▶ Given problem
How many lines in the records below hold the string "VinWonders"? Please answer with the number and nothing more.

▶ Data shown
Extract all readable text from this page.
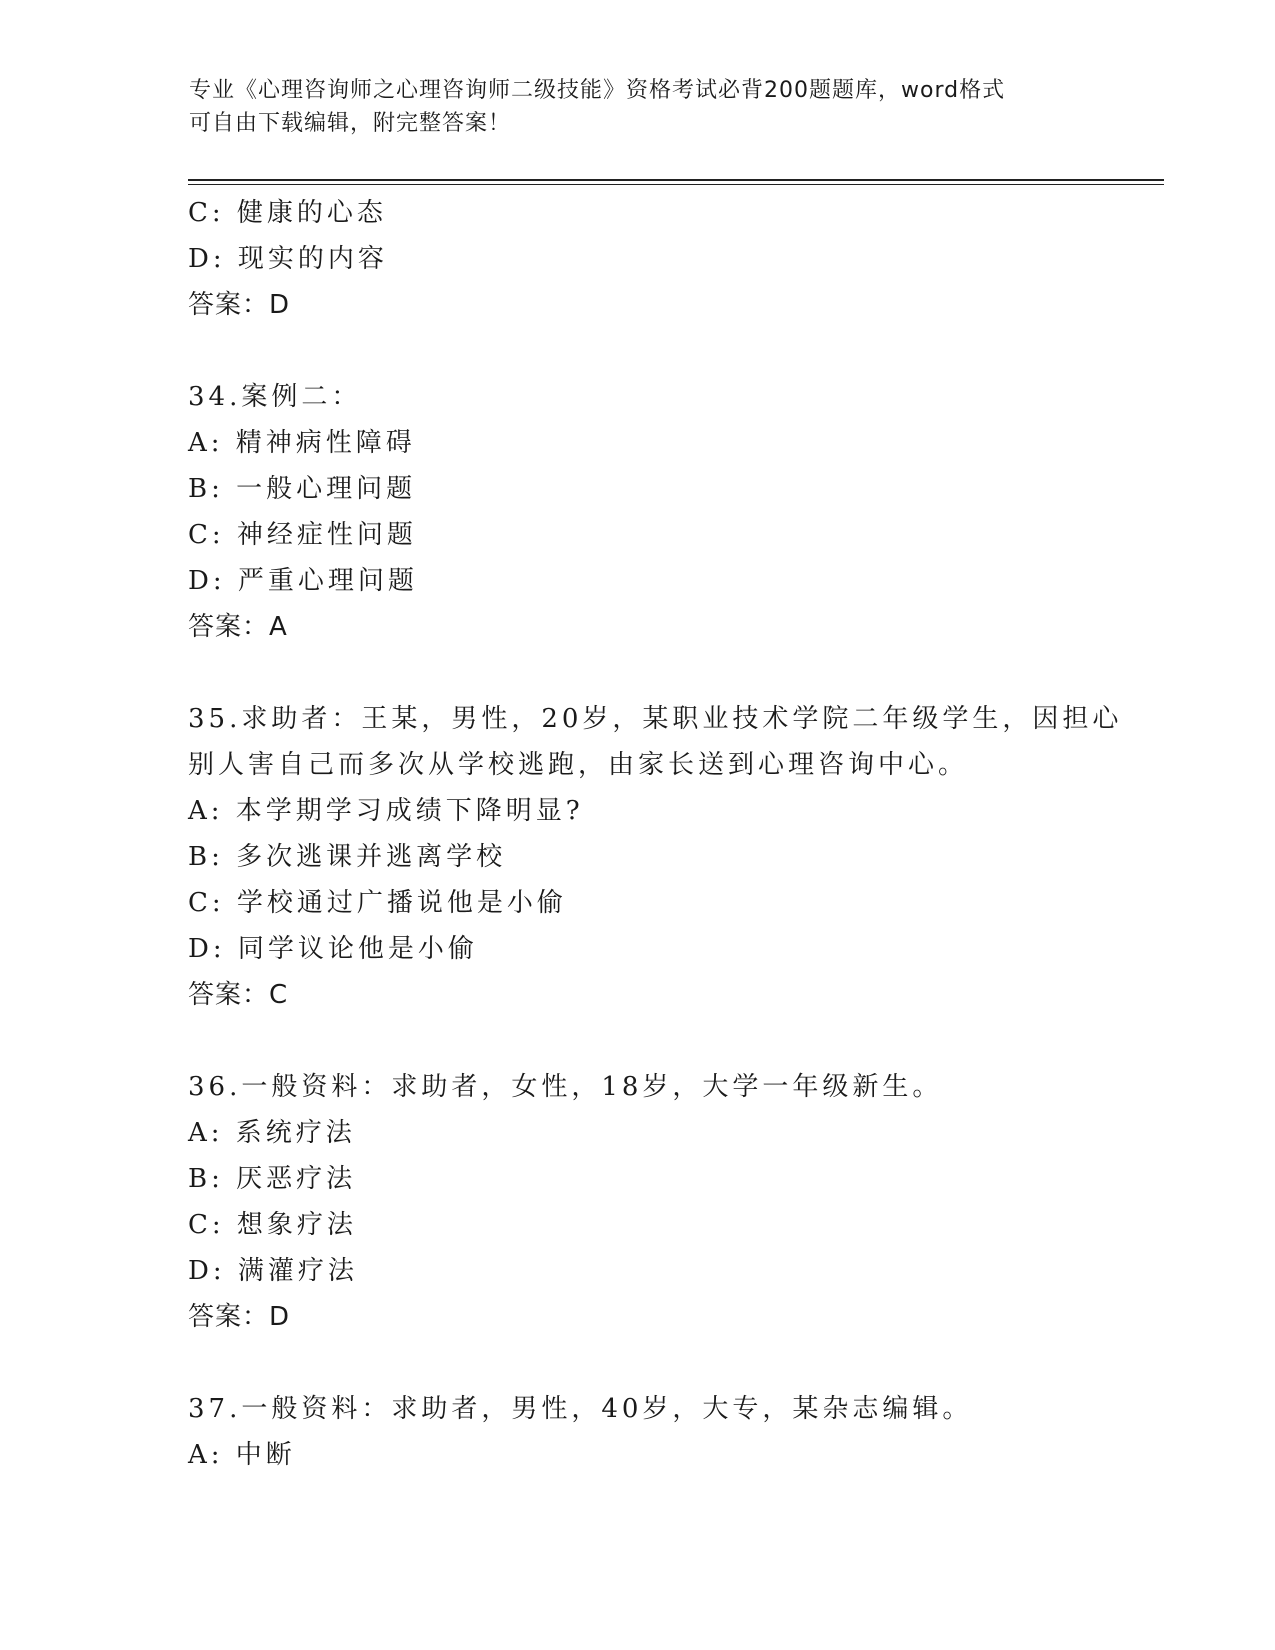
专业《心理咨询师之心理咨询师二级技能》资格考试必背200题题库，word格式
可自由下载编辑，附完整答案！
C: 健康的心态
D: 现实的内容
答案：D
34.案例二：
A: 精神病性障碍
B: 一般心理问题
C: 神经症性问题
D: 严重心理问题
答案：A
35.求助者：王某，男性，20岁，某职业技术学院二年级学生，因担心
别人害自己而多次从学校逃跑，由家长送到心理咨询中心。
A: 本学期学习成绩下降明显?
B: 多次逃课并逃离学校
C: 学校通过广播说他是小偷
D: 同学议论他是小偷
答案：C
36.一般资料：求助者，女性，18岁，大学一年级新生。
A: 系统疗法
B: 厌恶疗法
C: 想象疗法
D: 满灌疗法
答案：D
37.一般资料：求助者，男性，40岁，大专，某杂志编辑。
A: 中断
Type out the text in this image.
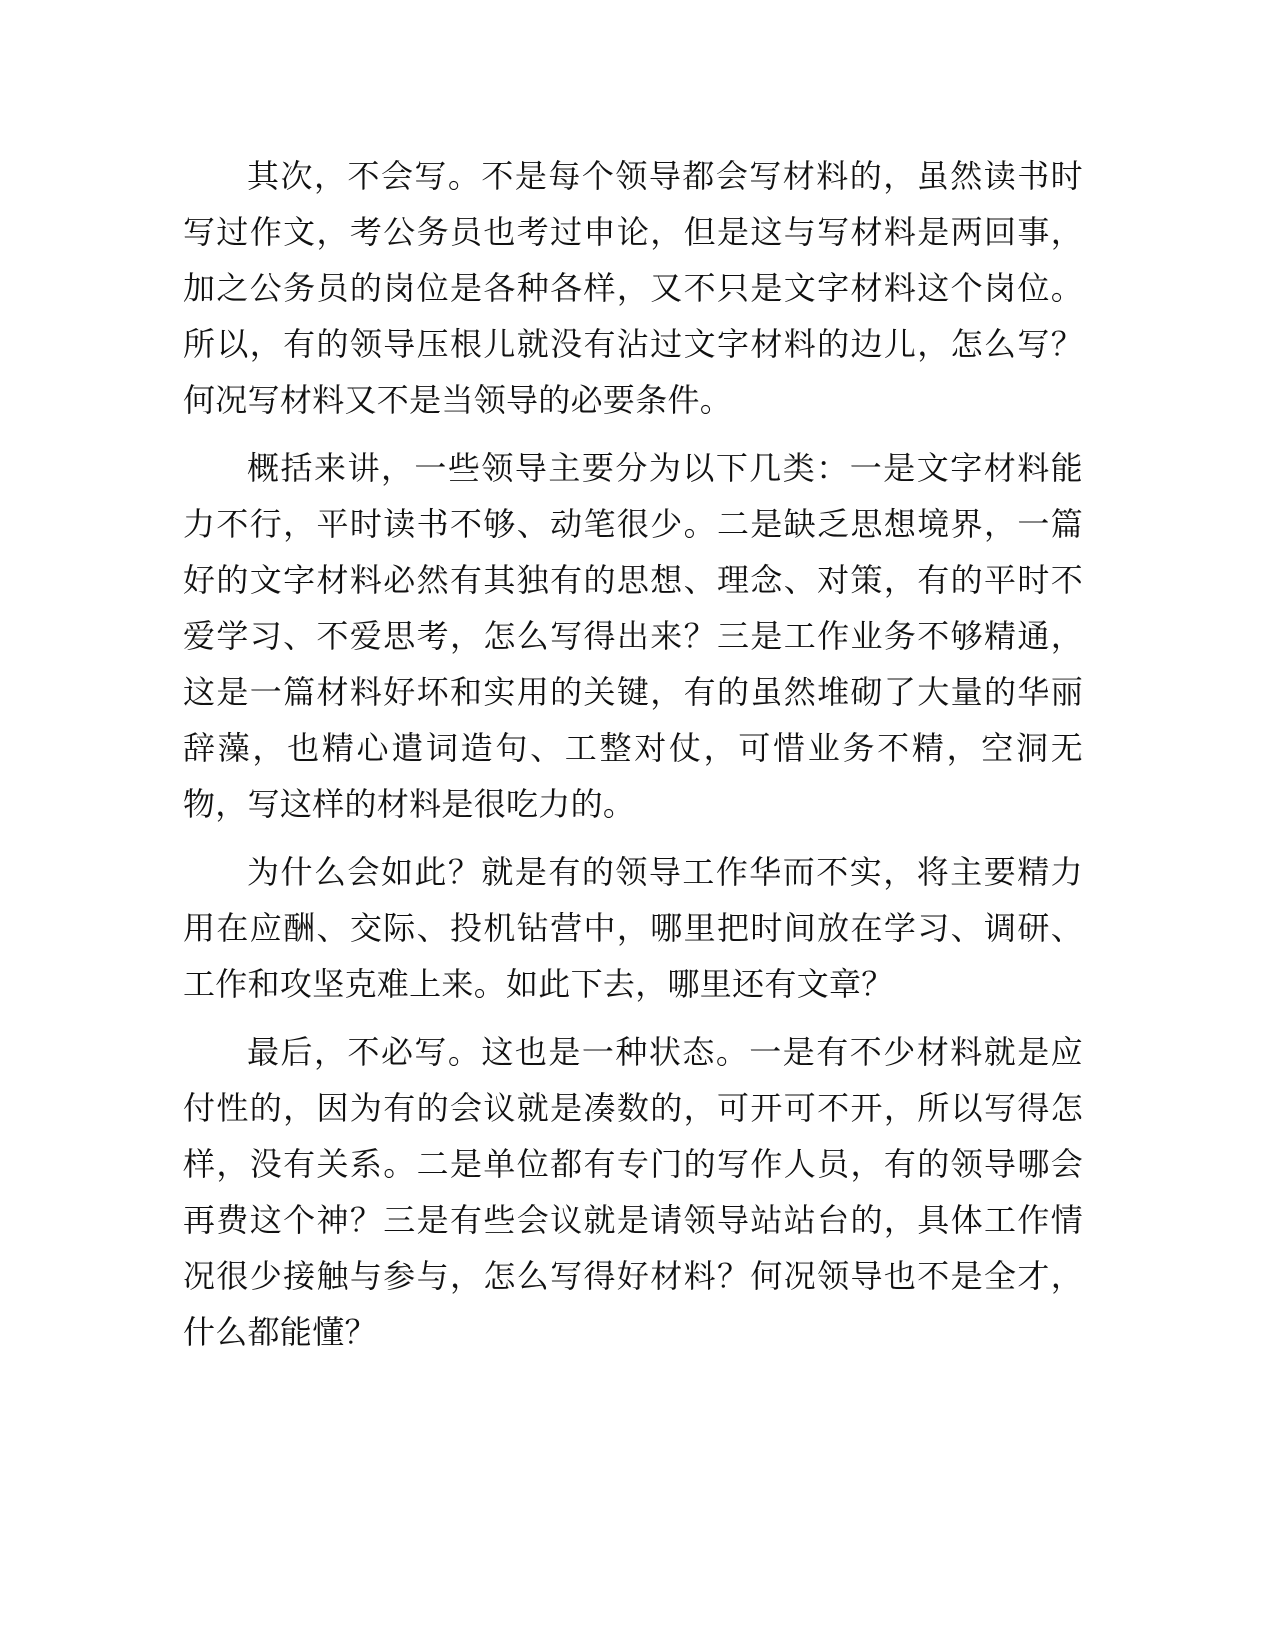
其次，不会写。不是每个领导都会写材料的，虽然读书时写过作文，考公务员也考过申论，但是这与写材料是两回事，加之公务员的岗位是各种各样，又不只是文字材料这个岗位。所以，有的领导压根儿就没有沾过文字材料的边儿，怎么写？何况写材料又不是当领导的必要条件。

概括来讲，一些领导主要分为以下几类：一是文字材料能力不行，平时读书不够、动笔很少。二是缺乏思想境界，一篇好的文字材料必然有其独有的思想、理念、对策，有的平时不爱学习、不爱思考，怎么写得出来？三是工作业务不够精通，这是一篇材料好坏和实用的关键，有的虽然堆砌了大量的华丽辞藻，也精心遣词造句、工整对仗，可惜业务不精，空洞无物，写这样的材料是很吃力的。

为什么会如此？就是有的领导工作华而不实，将主要精力用在应酬、交际、投机钻营中，哪里把时间放在学习、调研、工作和攻坚克难上来。如此下去，哪里还有文章？

最后，不必写。这也是一种状态。一是有不少材料就是应付性的，因为有的会议就是凑数的，可开可不开，所以写得怎样，没有关系。二是单位都有专门的写作人员，有的领导哪会再费这个神？三是有些会议就是请领导站站台的，具体工作情况很少接触与参与，怎么写得好材料？何况领导也不是全才，什么都能懂？
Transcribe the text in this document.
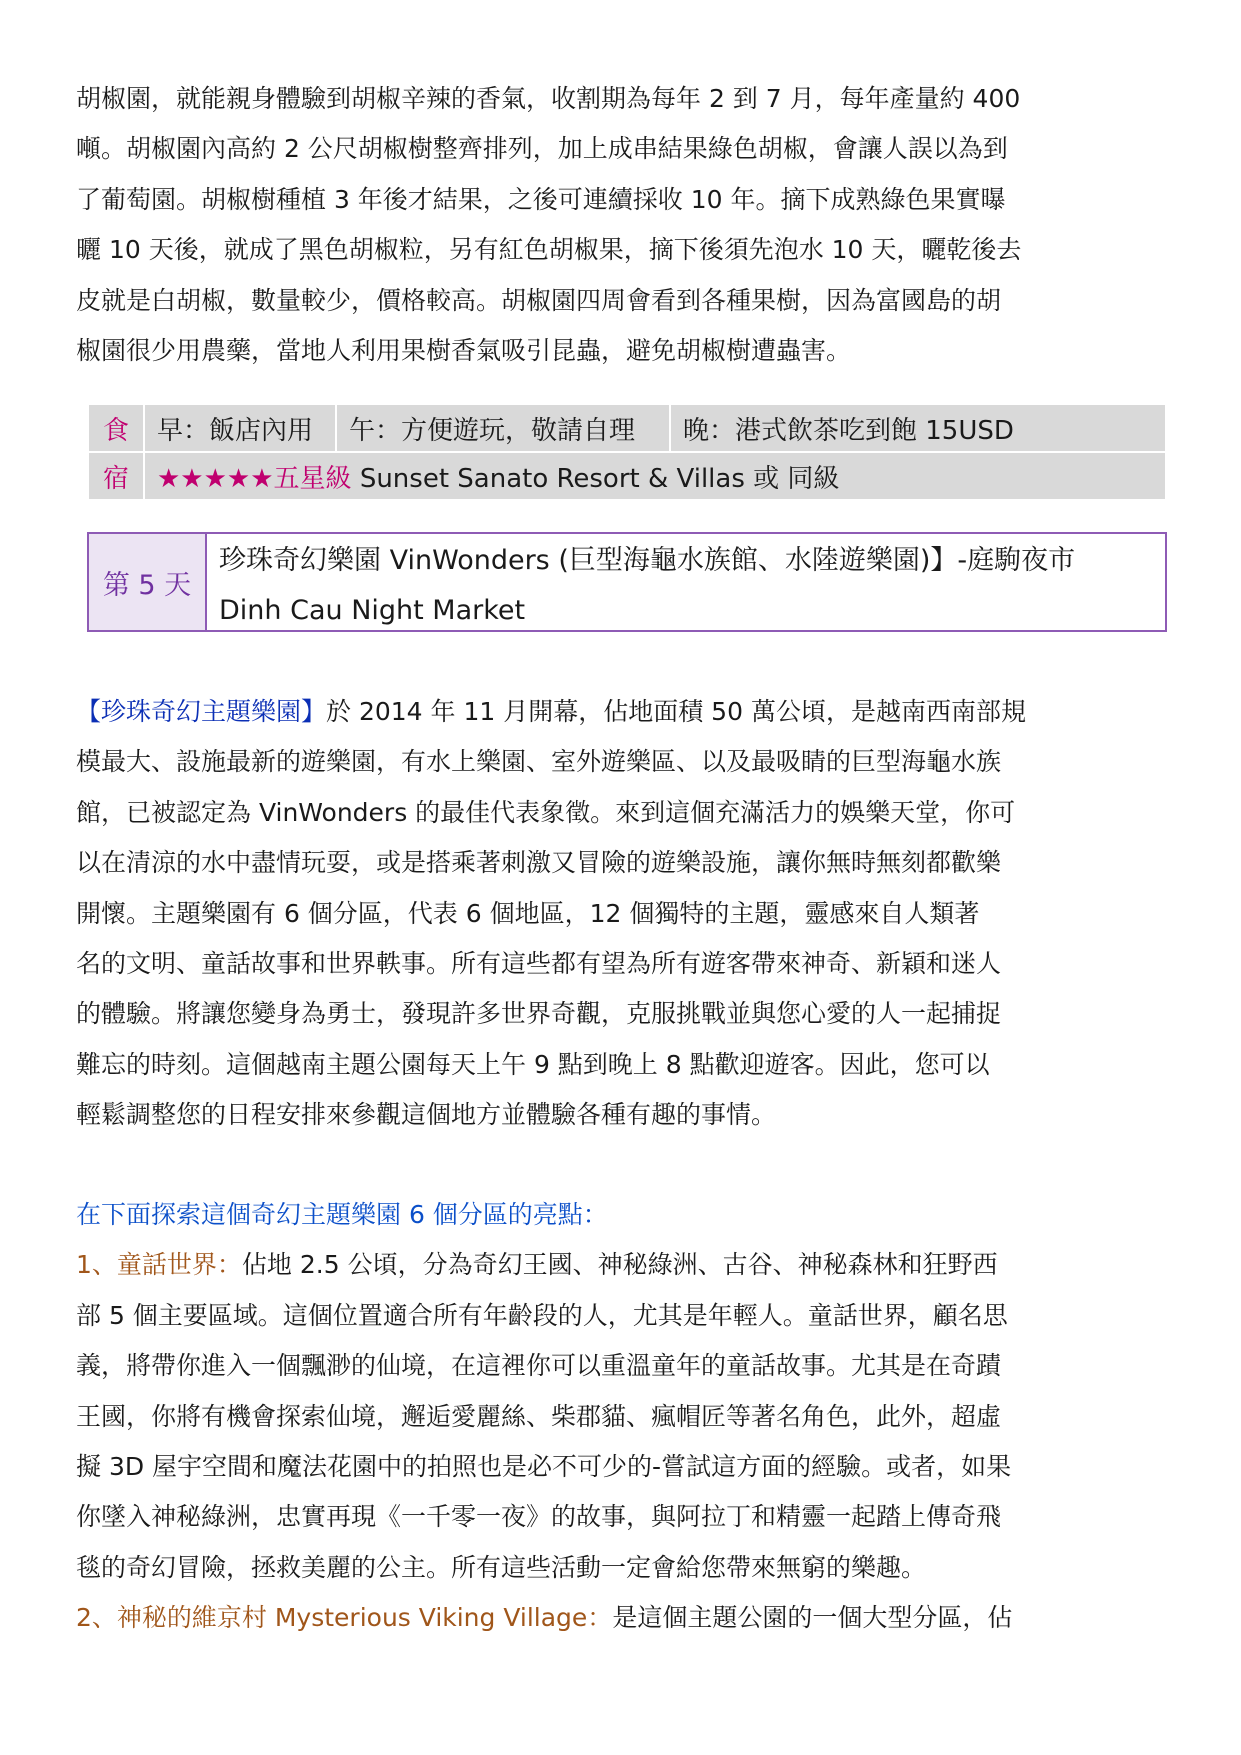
胡椒園，就能親身體驗到胡椒辛辣的香氣，收割期為每年 2 到 7 月，每年產量約 400
噸。胡椒園內高約 2 公尺胡椒樹整齊排列，加上成串結果綠色胡椒，會讓人誤以為到
了葡萄園。胡椒樹種植 3 年後才結果，之後可連續採收 10 年。摘下成熟綠色果實曝
曬 10 天後，就成了黑色胡椒粒，另有紅色胡椒果，摘下後須先泡水 10 天，曬乾後去
皮就是白胡椒，數量較少，價格較高。胡椒園四周會看到各種果樹，因為富國島的胡
椒園很少用農藥，當地人利用果樹香氣吸引昆蟲，避免胡椒樹遭蟲害。

食	早：飯店內用	午：方便遊玩，敬請自理	晚：港式飲茶吃到飽 15USD
宿	★★★★★五星級 Sunset Sanato Resort & Villas 或 同級		
第 5 天
珍珠奇幻樂園 VinWonders (巨型海龜水族館、水陸遊樂園)】-庭駒夜市
Dinh Cau Night Market

【珍珠奇幻主題樂園】於 2014 年 11 月開幕，佔地面積 50 萬公頃，是越南西南部規
模最大、設施最新的遊樂園，有水上樂園、室外遊樂區、以及最吸睛的巨型海龜水族
館，已被認定為 VinWonders 的最佳代表象徵。來到這個充滿活力的娛樂天堂，你可
以在清涼的水中盡情玩耍，或是搭乘著刺激又冒險的遊樂設施，讓你無時無刻都歡樂
開懷。主題樂園有 6 個分區，代表 6 個地區，12 個獨特的主題，靈感來自人類著
名的文明、童話故事和世界軼事。所有這些都有望為所有遊客帶來神奇、新穎和迷人
的體驗。將讓您變身為勇士，發現許多世界奇觀，克服挑戰並與您心愛的人一起捕捉
難忘的時刻。這個越南主題公園每天上午 9 點到晚上 8 點歡迎遊客。因此，您可以
輕鬆調整您的日程安排來參觀這個地方並體驗各種有趣的事情。

在下面探索這個奇幻主題樂園 6 個分區的亮點：
1、童話世界：佔地 2.5 公頃，分為奇幻王國、神秘綠洲、古谷、神秘森林和狂野西
部 5 個主要區域。這個位置適合所有年齡段的人，尤其是年輕人。童話世界，顧名思
義，將帶你進入一個飄渺的仙境，在這裡你可以重溫童年的童話故事。尤其是在奇蹟
王國，你將有機會探索仙境，邂逅愛麗絲、柴郡貓、瘋帽匠等著名角色，此外，超虛
擬 3D 屋宇空間和魔法花園中的拍照也是必不可少的-嘗試這方面的經驗。或者，如果
你墜入神秘綠洲，忠實再現《一千零一夜》的故事，與阿拉丁和精靈一起踏上傳奇飛
毯的奇幻冒險，拯救美麗的公主。所有這些活動一定會給您帶來無窮的樂趣。
2、神秘的維京村 Mysterious Viking Village：是這個主題公園的一個大型分區，佔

▶ Answer in full
2